TEXTE EXTRAIT ::

((

Bangkok, Vendredi 5/09/08 – 10 heures (heure locale). Un groupe de manifestants de l’université de Ramkhamhaeng qui s’apprêtait à marcher vers la résidence du Premier ministre, hier soir vers 21h30, a été attaqué par deux inconnus en moto qui leur ont tiré dessus, blessant deux étudiants. Touchés au bras et à la jambe, ils sont hors de danger. La police parle d’un acte isolé et a ouvert une enquête.
L’ambiance était beaucoup plus détendue en début de soirée du côté de la Maison du Gouvernement où environ deux mille supporters du P.A.D. continuent d’occuper les lieux et de bloquer les rues adjacentes au palais où siègent habituellement le Premier ministre et son cabinet.
Habillée de jaune, couleur du P.A.D., la foule, sagement assise autour de la scène, écoute attentivement les discours des leaders du mouvement de protestation, discours entrecoupés de mini concerts d’artistes activistes comme Wasan Sittikhet.
Il n’en faut pas plus pour entraîner un petit groupe de fervents supporters qui se mettent à se déhancher. Un bonze mitraille avec son appareil photo une femme portant un masque de cochon – caricaturant le faciès du Premier ministre – tandis qu’à ses côtés un homme brandit l’effigie d’une marionnette de policier pendu à un poteau.

))

OBJECTIF 1 :: Recopiez à l'identique les lignes des enregistrements, de celle qui contient « Localize 29 of » jusqu'à celle qui contient « - y-tick-label: 2011: [56, 217, 80, 229] », ces deux lignes comprises.
Le texte et les enregistrements sont indépendants l'un de l'autre.

[Listes de coordonnées des boîtes]
((

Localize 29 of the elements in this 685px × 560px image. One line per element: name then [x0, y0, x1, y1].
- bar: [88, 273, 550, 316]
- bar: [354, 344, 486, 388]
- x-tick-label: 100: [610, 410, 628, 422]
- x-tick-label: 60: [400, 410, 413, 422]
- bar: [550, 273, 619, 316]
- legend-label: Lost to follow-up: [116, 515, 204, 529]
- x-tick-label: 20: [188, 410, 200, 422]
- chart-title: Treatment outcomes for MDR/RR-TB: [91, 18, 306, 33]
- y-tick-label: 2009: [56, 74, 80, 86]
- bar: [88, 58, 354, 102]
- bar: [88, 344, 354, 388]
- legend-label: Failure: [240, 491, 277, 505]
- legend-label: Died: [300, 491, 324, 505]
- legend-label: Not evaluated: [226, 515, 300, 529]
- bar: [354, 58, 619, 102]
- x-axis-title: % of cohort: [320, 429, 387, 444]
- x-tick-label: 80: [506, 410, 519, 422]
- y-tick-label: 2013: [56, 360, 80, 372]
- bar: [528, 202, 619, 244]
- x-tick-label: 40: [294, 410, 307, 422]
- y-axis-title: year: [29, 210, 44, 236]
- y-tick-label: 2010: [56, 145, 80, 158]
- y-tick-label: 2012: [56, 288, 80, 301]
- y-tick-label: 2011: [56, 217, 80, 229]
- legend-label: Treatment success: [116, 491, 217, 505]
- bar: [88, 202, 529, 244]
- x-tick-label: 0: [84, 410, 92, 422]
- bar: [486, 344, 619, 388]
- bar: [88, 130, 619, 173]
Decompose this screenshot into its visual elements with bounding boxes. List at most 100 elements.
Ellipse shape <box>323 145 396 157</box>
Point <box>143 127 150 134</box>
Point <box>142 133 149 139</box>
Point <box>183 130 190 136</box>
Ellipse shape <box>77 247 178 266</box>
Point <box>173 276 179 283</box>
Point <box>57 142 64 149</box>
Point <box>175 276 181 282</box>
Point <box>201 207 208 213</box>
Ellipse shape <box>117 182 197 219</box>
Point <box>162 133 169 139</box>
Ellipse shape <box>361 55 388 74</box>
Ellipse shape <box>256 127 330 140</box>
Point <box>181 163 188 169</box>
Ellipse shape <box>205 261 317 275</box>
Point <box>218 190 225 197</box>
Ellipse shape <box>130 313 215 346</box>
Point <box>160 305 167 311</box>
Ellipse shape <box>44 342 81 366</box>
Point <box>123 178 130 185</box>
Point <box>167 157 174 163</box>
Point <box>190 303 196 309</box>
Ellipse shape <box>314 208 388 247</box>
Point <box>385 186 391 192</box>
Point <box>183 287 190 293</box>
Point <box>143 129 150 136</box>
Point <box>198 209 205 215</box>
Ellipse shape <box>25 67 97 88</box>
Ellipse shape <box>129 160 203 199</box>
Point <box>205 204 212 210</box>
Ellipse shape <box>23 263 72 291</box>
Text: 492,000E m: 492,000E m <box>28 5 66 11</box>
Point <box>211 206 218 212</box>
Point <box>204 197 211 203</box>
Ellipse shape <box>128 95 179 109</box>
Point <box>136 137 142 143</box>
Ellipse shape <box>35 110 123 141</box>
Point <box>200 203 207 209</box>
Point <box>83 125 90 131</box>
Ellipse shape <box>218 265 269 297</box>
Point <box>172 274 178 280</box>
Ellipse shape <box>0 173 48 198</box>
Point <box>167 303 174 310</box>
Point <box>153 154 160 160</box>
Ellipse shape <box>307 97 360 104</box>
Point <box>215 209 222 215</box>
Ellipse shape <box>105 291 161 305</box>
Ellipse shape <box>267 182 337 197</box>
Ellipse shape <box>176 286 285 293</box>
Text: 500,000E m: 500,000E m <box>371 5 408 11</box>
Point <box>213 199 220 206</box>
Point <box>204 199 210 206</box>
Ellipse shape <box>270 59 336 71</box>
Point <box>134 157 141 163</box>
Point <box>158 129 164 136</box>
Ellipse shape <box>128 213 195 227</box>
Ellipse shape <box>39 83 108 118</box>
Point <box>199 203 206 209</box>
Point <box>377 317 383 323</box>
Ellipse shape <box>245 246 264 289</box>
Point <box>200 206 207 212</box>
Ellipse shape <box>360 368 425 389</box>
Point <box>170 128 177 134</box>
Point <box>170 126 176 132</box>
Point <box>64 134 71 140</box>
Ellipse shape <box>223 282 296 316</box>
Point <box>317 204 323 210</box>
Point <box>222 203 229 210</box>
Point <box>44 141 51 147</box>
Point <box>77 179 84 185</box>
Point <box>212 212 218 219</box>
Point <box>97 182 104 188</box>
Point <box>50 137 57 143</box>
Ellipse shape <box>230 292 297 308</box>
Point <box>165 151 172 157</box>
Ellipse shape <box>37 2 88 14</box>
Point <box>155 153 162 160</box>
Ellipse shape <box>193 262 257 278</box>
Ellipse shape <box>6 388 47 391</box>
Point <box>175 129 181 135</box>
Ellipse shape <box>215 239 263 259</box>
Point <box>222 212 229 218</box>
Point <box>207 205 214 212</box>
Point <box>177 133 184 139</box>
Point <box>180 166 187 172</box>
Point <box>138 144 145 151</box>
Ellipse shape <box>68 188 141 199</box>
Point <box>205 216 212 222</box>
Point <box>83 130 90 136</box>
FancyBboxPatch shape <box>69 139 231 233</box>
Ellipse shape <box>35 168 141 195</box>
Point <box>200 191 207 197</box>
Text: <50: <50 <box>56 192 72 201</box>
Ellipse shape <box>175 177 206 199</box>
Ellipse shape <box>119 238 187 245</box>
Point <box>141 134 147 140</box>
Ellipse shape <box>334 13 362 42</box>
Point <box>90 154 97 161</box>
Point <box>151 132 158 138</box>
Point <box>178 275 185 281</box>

))
((

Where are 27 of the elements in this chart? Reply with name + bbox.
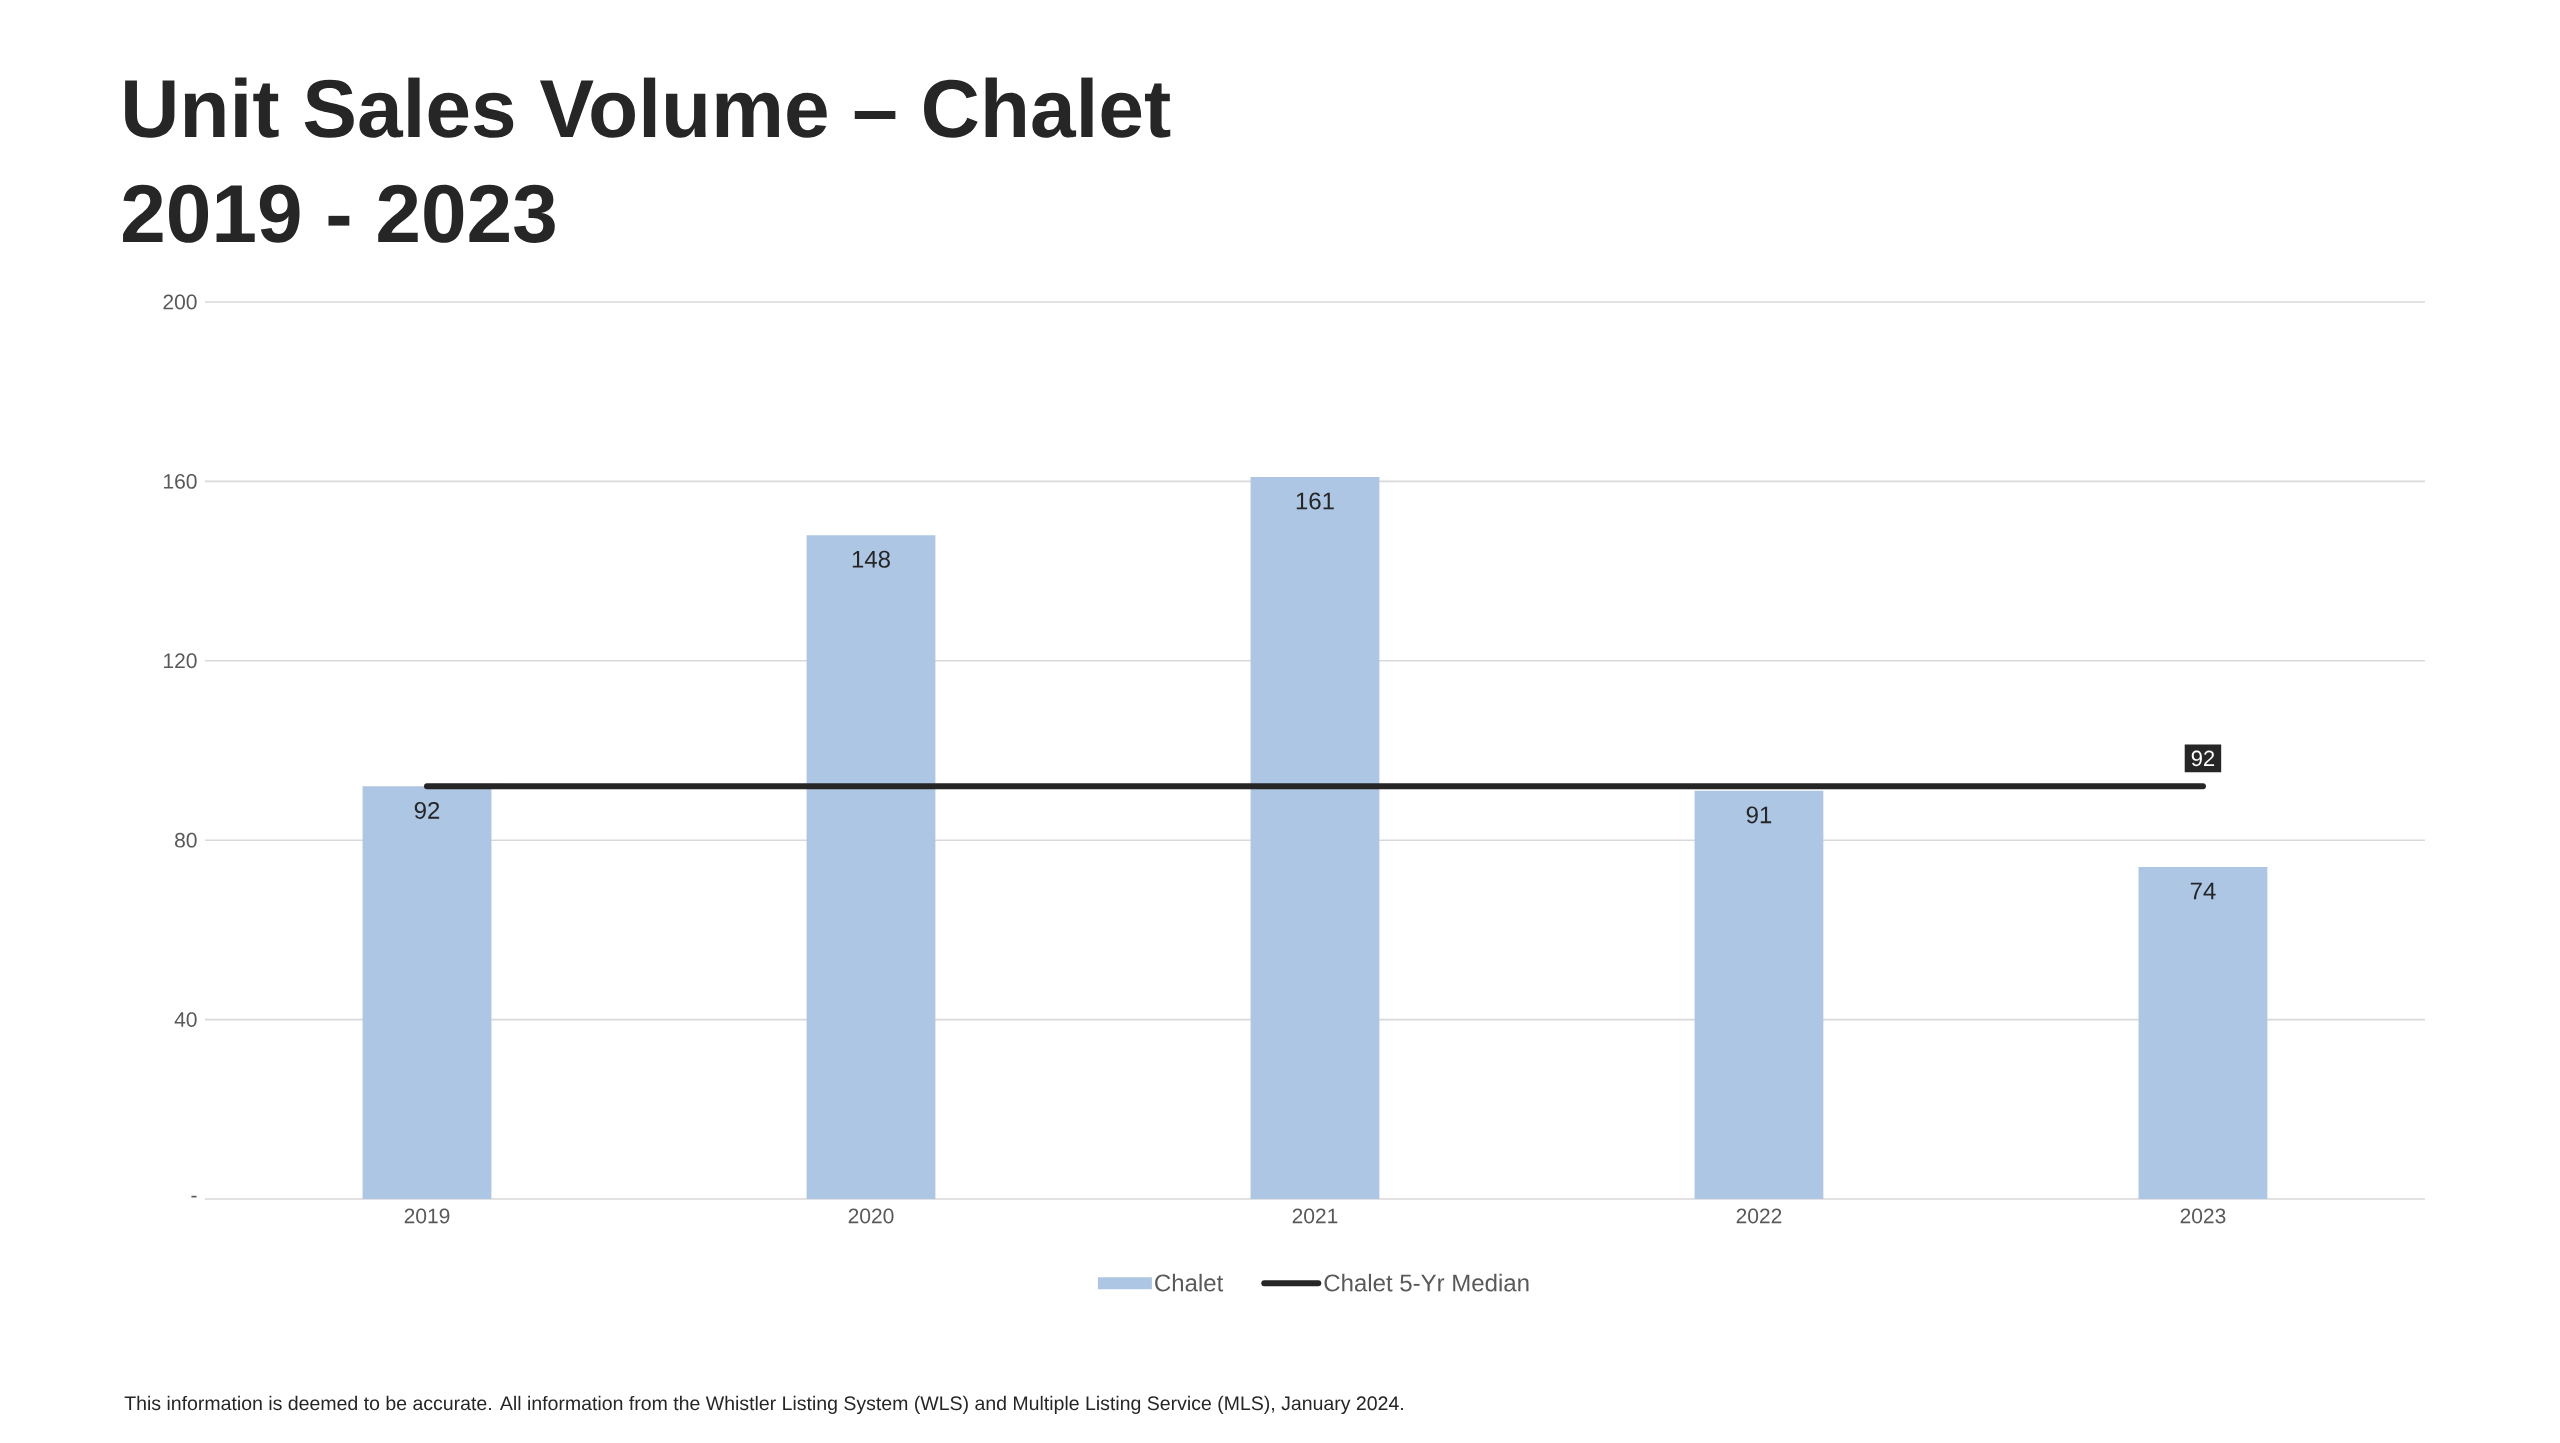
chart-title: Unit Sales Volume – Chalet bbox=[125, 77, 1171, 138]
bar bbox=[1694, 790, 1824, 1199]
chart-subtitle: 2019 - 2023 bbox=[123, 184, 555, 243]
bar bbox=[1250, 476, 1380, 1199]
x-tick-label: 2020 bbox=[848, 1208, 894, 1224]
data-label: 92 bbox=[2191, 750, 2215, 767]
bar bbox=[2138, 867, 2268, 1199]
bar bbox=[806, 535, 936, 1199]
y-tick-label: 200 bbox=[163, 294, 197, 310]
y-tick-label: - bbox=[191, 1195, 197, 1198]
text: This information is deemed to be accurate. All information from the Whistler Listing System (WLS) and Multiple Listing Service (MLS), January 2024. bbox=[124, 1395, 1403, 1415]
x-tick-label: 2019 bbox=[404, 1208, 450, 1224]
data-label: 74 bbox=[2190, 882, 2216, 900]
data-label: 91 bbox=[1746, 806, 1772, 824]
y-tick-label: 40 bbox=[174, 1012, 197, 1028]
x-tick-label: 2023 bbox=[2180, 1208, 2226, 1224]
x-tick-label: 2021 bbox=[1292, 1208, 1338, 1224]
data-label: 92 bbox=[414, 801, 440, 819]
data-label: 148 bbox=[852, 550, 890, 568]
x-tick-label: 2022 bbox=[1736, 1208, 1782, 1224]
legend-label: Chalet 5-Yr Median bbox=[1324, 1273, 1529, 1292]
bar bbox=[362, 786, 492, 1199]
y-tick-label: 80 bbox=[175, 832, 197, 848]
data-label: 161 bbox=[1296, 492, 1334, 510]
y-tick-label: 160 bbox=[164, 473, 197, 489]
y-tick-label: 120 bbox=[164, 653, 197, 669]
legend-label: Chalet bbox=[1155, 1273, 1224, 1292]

))
((

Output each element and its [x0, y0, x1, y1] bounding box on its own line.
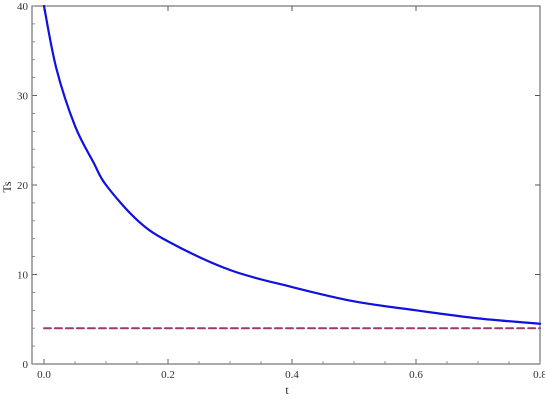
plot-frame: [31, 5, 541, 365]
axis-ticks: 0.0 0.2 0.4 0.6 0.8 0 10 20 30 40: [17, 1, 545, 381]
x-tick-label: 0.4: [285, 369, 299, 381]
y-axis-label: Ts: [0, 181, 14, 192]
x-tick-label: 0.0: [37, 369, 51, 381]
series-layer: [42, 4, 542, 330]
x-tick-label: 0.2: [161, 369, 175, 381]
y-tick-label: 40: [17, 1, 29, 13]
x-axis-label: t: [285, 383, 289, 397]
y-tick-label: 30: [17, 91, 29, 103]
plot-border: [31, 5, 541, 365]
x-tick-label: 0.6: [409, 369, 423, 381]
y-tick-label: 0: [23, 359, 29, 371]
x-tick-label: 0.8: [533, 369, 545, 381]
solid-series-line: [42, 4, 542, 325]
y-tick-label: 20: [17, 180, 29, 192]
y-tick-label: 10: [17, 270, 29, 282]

))

OBJECTIF 2 :: Prolongez le texte sur la manifestation à Bangkok à partir de sa dernière phrase.

RÉSULTAT 1 ::
Localize 29 of the elements in this 685px × 560px image. One line per element: name then [x0, y0, x1, y1].
- bar: [88, 273, 550, 316]
- bar: [354, 344, 486, 388]
- x-tick-label: 100: [610, 410, 628, 422]
- x-tick-label: 60: [400, 410, 413, 422]
- bar: [550, 273, 619, 316]
- legend-label: Lost to follow-up: [116, 515, 204, 529]
- x-tick-label: 20: [188, 410, 200, 422]
- chart-title: Treatment outcomes for MDR/RR-TB: [91, 18, 306, 33]
- y-tick-label: 2009: [56, 74, 80, 86]
- bar: [88, 58, 354, 102]
- bar: [88, 344, 354, 388]
- legend-label: Failure: [240, 491, 277, 505]
- legend-label: Died: [300, 491, 324, 505]
- legend-label: Not evaluated: [226, 515, 300, 529]
- bar: [354, 58, 619, 102]
- x-axis-title: % of cohort: [320, 429, 387, 444]
- x-tick-label: 80: [506, 410, 519, 422]
- y-tick-label: 2013: [56, 360, 80, 372]
- bar: [528, 202, 619, 244]
- x-tick-label: 40: [294, 410, 307, 422]
- y-axis-title: year: [29, 210, 44, 236]
- y-tick-label: 2010: [56, 145, 80, 158]
- y-tick-label: 2012: [56, 288, 80, 301]
- y-tick-label: 2011: [56, 217, 80, 229]

RÉSULTAT 2 ::
C’est au tour des leaders étudiants de monter sur scène. L’ambiance est à son comble. A l’annonce d’une grande manifestation d’étudiants samedi après-midi à Sanam Luang, le public actionne d’un seul mouvement des castagnettes en forme de main – vendues 40 bahts l’unité devant l’entrée, 50 bahts les deux – dans un bouquant à en réveiller les fantômes du palais qui se dresse derrière lui. Des caméras de la chaîne satellite ASTV – elle appartient à Sondhi Limthongkul, l’un des leaders du P.A.D. – retransmet en direct les événements. Des grands écrans sont disposés un peu partout. On se croirait presque à un meeting de McCain avant le passage de l’ouragan à la Nouvelle-Orléans…
Un employé de la Thai Airways, arborant fièrement son badge sur sa chemise blanche, vient nous proposer des friandises et une bouteille d’eau. L’atmosphère est étouffante. L’air est irrespirable en ce début de soirée. Des odeurs rances se mélangent à la sueur. Après 10 jours de siège, l’hygiène est précaire. Des douches de fortune ont été installées derrière les bâtiments et les toilettes sont rares. On s’organise comme on peut. Des plats sous cellophane et des bouteilles d’eau, achetés avec les dons des sympathisants, sont distribués gratuitement. Les irréductibles dorment à même le sol sous de grandes bâches. D’autres ont installé des tentes dans les jardins. Seule la presse dispose d’une salle à air conditionné connectée à Internet.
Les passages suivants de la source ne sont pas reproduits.